**Entries provided**

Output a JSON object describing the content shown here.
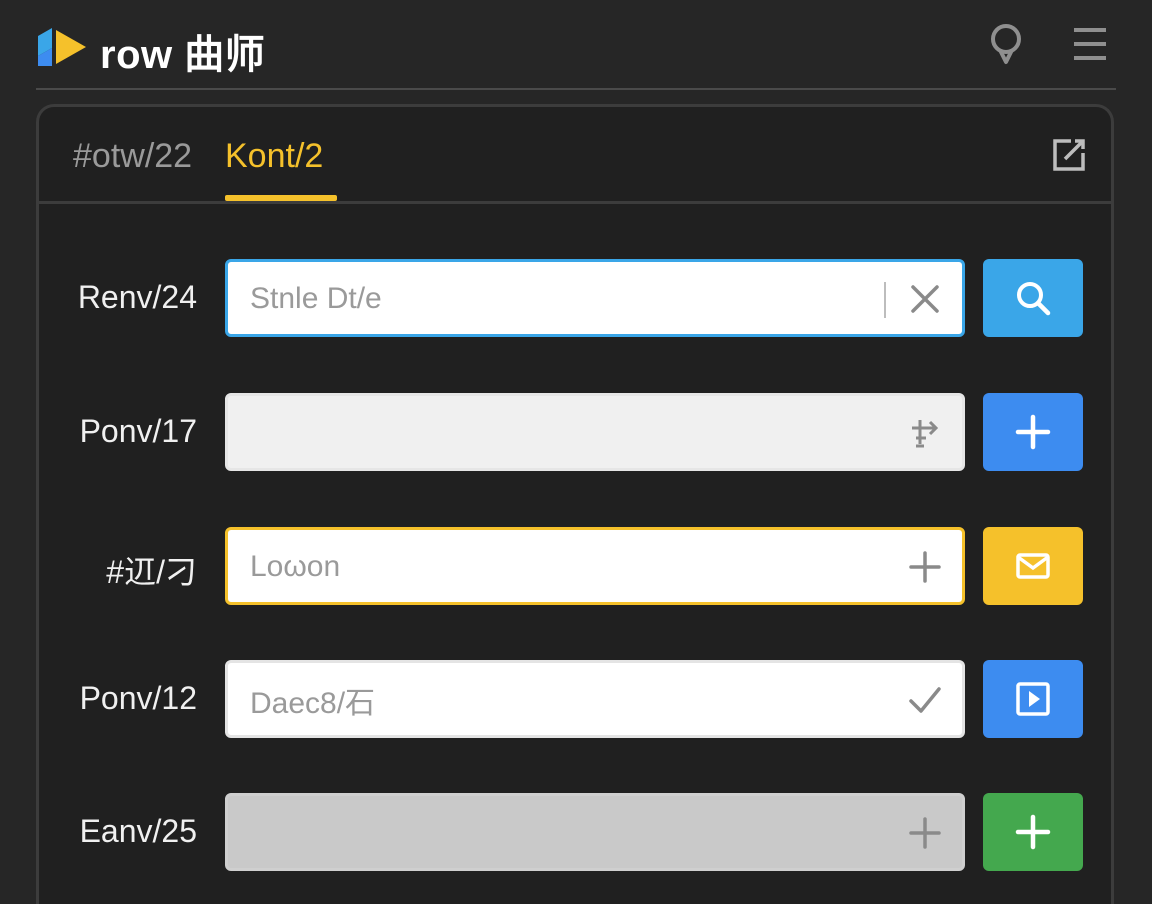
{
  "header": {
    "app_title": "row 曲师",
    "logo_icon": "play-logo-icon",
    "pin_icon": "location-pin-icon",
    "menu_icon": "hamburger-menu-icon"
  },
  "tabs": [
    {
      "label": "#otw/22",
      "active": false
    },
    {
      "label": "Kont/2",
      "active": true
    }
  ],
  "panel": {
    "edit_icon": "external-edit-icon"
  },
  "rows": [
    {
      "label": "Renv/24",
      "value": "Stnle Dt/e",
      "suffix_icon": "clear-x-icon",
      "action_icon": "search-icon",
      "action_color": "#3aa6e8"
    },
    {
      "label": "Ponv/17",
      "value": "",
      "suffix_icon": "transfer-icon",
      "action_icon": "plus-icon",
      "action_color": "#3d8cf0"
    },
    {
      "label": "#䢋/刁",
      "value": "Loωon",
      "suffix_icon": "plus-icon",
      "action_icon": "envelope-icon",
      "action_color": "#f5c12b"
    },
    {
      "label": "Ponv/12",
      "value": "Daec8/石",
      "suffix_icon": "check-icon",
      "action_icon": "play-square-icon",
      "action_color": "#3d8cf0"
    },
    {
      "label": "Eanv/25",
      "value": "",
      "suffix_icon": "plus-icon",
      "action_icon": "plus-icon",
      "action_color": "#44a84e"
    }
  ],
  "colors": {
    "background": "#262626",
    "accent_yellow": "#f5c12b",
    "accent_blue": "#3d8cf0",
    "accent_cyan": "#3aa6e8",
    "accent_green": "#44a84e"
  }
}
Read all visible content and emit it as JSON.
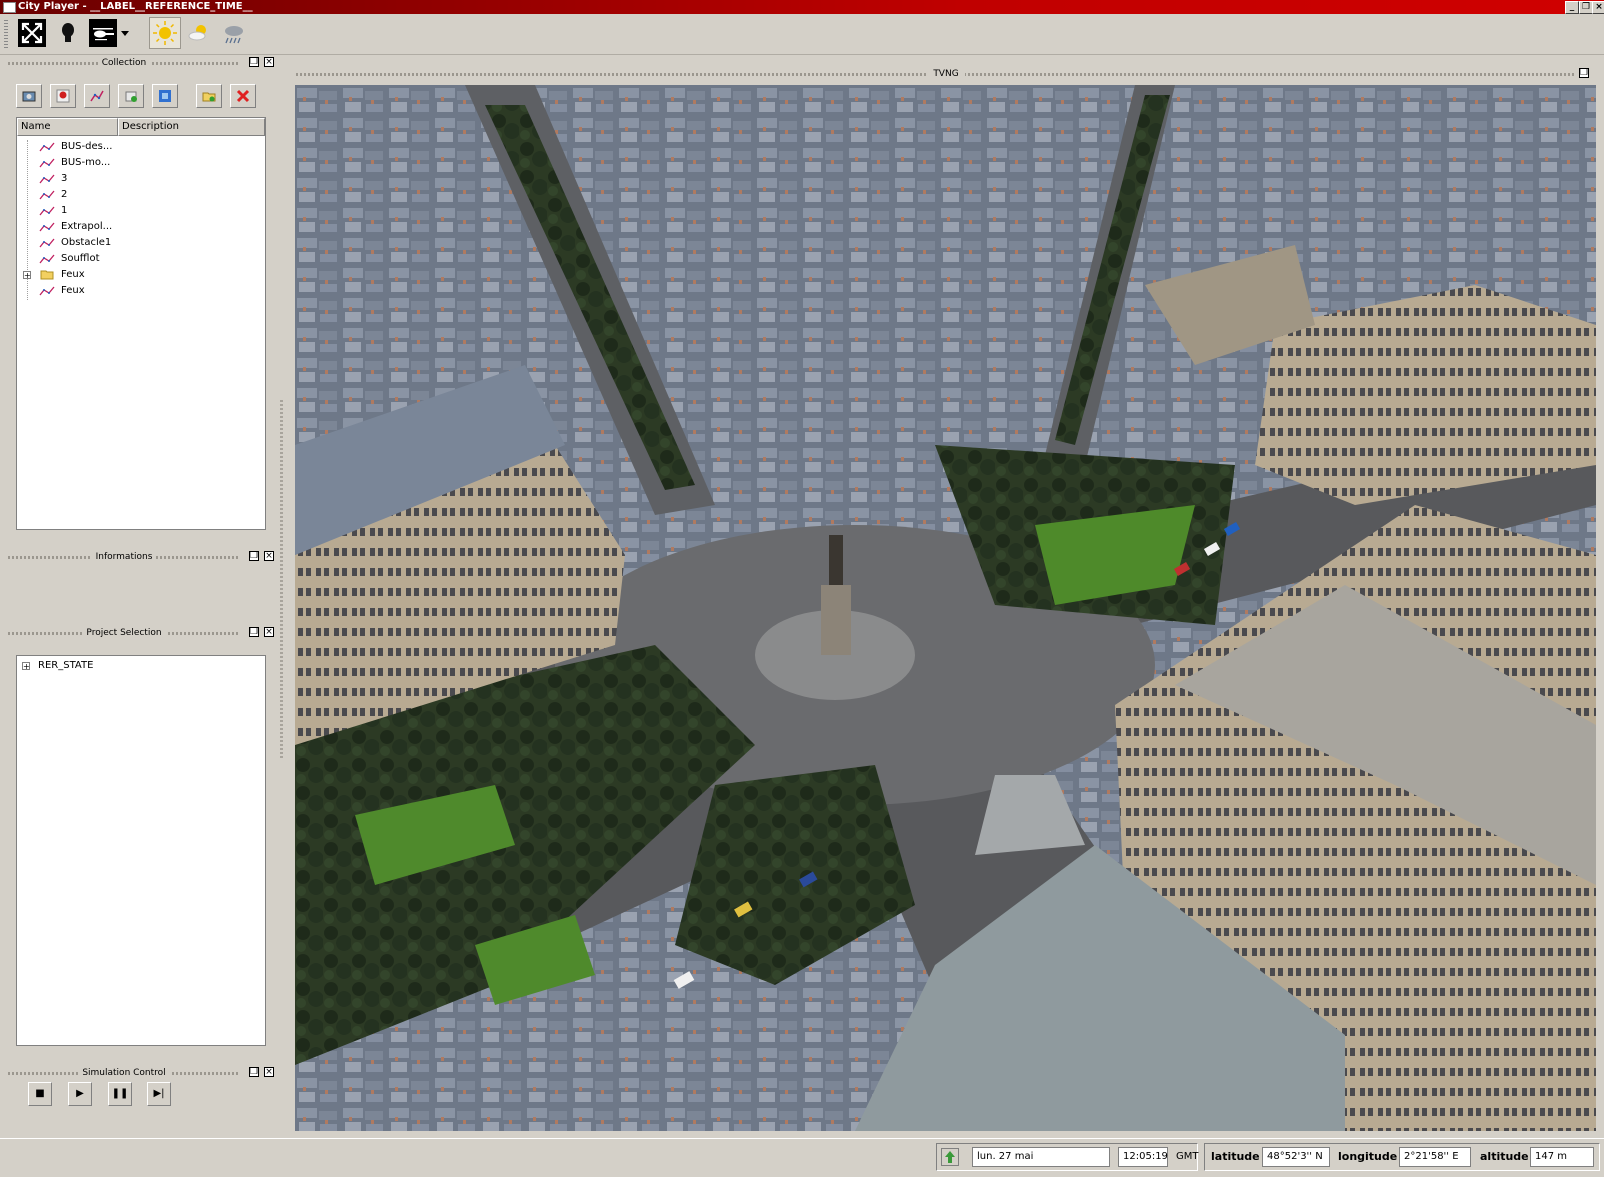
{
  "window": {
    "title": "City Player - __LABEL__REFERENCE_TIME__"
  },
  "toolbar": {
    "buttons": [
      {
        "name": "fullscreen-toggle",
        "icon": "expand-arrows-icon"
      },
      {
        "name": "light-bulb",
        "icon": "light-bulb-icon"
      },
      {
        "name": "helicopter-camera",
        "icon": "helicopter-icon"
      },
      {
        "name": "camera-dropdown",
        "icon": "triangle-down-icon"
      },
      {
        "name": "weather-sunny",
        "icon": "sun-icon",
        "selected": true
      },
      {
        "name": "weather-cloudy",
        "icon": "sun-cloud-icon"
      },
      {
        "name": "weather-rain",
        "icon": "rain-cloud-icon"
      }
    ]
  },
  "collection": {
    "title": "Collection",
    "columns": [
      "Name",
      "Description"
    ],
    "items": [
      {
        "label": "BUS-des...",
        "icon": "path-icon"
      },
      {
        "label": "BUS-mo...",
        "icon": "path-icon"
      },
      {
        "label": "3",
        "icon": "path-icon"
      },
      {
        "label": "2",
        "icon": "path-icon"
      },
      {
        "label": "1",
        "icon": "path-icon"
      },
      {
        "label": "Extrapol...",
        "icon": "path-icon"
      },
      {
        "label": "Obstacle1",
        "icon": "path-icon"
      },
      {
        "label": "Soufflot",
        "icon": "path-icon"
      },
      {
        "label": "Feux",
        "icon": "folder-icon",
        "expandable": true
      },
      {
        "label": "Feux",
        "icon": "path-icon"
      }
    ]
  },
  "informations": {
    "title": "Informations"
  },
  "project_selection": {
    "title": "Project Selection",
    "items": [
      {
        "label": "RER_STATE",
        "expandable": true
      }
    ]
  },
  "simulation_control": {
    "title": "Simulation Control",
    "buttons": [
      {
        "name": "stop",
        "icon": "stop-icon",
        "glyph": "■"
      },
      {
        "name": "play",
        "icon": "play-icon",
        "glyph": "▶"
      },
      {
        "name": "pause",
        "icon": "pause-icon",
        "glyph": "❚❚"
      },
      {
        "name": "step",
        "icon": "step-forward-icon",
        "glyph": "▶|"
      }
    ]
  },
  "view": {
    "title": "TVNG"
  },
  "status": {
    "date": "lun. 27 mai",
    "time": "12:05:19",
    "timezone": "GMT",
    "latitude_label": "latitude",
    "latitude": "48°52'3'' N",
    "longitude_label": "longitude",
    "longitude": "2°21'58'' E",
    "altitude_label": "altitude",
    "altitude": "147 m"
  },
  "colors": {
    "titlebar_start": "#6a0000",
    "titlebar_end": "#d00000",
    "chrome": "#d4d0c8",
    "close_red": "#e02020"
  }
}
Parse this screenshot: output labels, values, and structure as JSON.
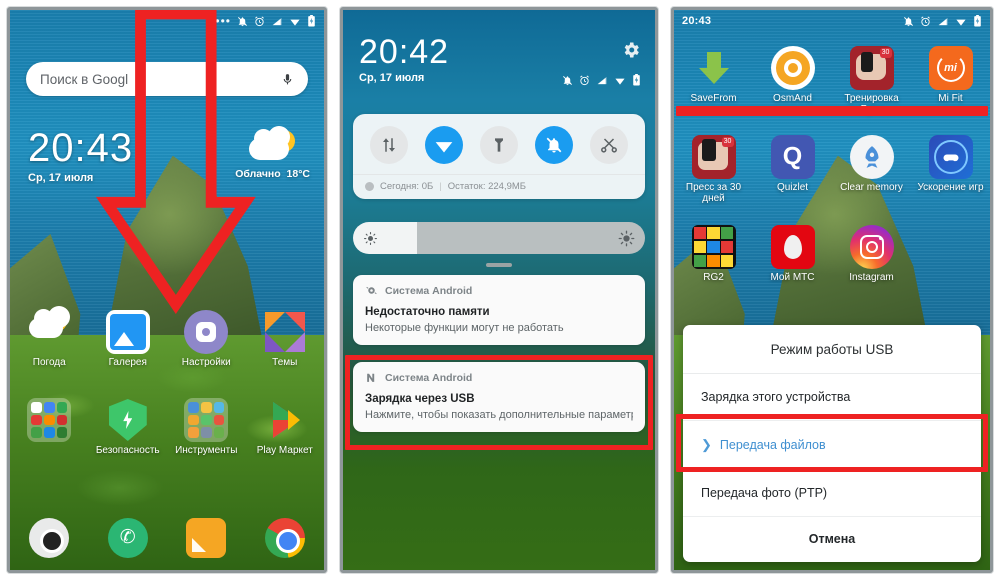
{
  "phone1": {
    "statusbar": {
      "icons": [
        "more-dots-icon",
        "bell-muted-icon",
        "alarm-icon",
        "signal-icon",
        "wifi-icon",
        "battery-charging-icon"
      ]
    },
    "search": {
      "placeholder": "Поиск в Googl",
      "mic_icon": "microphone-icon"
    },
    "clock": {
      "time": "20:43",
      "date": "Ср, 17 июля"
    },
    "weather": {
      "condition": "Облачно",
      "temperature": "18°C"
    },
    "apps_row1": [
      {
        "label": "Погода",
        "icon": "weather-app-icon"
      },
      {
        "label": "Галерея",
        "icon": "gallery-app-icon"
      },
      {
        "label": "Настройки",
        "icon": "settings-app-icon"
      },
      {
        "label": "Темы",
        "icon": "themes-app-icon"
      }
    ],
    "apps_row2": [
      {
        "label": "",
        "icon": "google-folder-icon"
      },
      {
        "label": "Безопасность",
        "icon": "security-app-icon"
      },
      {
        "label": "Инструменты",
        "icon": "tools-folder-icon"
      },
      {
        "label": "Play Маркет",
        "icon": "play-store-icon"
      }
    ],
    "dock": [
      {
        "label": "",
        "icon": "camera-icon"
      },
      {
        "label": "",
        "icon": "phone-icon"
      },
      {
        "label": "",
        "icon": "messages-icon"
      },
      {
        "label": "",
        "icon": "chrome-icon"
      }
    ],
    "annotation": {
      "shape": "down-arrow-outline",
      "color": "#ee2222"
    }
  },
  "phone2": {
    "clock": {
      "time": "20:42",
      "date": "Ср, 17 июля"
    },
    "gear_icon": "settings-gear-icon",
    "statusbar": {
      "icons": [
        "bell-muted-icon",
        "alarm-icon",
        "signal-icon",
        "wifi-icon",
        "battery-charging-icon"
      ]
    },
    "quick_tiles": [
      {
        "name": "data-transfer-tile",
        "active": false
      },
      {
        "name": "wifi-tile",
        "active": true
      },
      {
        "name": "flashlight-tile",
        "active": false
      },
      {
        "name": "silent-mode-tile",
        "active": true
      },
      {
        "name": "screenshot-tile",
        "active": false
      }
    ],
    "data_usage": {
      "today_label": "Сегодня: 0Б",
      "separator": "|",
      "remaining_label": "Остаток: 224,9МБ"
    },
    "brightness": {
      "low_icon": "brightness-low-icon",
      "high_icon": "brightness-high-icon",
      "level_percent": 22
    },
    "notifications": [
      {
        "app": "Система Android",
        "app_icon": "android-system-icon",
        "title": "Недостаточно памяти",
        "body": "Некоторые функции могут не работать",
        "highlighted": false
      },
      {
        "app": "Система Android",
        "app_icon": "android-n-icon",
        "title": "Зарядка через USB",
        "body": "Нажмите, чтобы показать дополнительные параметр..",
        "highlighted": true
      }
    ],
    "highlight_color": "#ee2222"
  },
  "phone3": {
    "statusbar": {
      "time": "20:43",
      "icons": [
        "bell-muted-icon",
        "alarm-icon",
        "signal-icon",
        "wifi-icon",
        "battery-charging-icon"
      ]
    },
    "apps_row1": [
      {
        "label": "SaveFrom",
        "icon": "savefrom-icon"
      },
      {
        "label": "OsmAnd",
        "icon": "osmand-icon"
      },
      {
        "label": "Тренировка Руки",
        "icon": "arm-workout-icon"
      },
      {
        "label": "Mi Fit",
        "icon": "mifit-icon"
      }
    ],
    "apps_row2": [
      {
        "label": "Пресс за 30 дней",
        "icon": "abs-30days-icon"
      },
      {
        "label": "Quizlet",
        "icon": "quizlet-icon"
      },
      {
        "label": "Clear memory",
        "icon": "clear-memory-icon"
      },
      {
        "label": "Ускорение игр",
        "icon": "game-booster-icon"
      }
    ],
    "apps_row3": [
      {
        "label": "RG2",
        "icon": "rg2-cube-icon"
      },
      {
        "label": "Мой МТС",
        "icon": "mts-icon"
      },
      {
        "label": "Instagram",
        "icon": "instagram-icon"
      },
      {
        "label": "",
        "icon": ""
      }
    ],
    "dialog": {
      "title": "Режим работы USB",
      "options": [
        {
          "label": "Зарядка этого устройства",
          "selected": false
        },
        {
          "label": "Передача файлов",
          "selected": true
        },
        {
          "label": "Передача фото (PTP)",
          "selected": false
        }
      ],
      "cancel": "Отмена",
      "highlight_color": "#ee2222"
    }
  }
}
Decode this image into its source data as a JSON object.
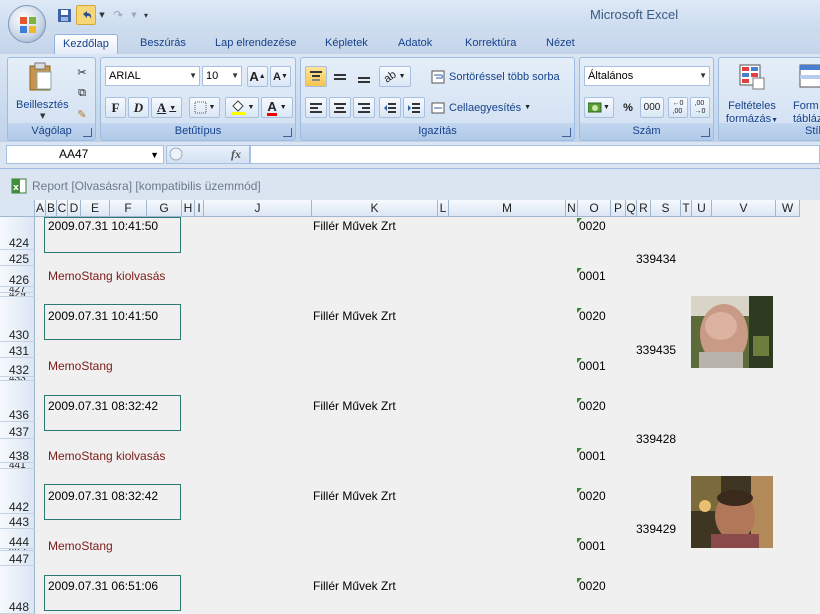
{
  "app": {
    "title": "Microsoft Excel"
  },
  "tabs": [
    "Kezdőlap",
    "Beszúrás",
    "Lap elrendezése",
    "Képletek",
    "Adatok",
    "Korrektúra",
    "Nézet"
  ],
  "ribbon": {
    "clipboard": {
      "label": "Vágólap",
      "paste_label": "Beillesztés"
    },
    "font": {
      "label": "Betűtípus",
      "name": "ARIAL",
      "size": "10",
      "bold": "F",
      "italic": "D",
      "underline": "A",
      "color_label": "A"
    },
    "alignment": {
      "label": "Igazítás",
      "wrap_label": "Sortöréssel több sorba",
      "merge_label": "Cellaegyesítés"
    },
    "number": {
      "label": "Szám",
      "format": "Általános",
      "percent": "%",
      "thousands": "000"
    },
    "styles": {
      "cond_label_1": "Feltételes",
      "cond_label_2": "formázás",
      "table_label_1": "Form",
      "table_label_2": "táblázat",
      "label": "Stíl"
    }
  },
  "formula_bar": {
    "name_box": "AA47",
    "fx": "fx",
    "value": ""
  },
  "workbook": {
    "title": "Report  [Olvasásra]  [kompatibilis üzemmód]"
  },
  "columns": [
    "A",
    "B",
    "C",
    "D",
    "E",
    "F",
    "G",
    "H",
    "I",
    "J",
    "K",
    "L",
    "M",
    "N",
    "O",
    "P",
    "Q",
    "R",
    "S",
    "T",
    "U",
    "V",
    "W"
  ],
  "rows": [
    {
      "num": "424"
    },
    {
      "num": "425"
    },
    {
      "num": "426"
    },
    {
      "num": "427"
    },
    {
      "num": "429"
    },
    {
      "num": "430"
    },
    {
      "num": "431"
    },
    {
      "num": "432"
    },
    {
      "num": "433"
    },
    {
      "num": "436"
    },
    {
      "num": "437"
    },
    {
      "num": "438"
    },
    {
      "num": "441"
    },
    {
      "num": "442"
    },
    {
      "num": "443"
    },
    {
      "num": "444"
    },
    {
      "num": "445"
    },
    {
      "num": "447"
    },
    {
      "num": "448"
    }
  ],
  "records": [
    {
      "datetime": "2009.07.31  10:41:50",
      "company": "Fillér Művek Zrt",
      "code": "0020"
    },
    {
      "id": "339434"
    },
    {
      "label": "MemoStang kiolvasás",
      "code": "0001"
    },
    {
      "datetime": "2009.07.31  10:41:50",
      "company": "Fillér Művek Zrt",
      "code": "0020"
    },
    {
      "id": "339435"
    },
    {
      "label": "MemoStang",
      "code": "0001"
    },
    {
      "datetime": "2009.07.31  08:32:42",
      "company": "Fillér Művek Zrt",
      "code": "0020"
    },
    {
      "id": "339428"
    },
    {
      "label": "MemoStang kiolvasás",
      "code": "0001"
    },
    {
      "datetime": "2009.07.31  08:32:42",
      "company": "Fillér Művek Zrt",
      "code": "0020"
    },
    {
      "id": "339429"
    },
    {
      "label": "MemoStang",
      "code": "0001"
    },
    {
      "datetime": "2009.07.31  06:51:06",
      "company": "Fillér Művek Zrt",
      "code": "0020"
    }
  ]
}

**Goal**
Check each line above for the word "content" and copy the ones that have it.

**Written response**
Output a JSON object describing the content shown here.
Read all visible content and emit it as JSON.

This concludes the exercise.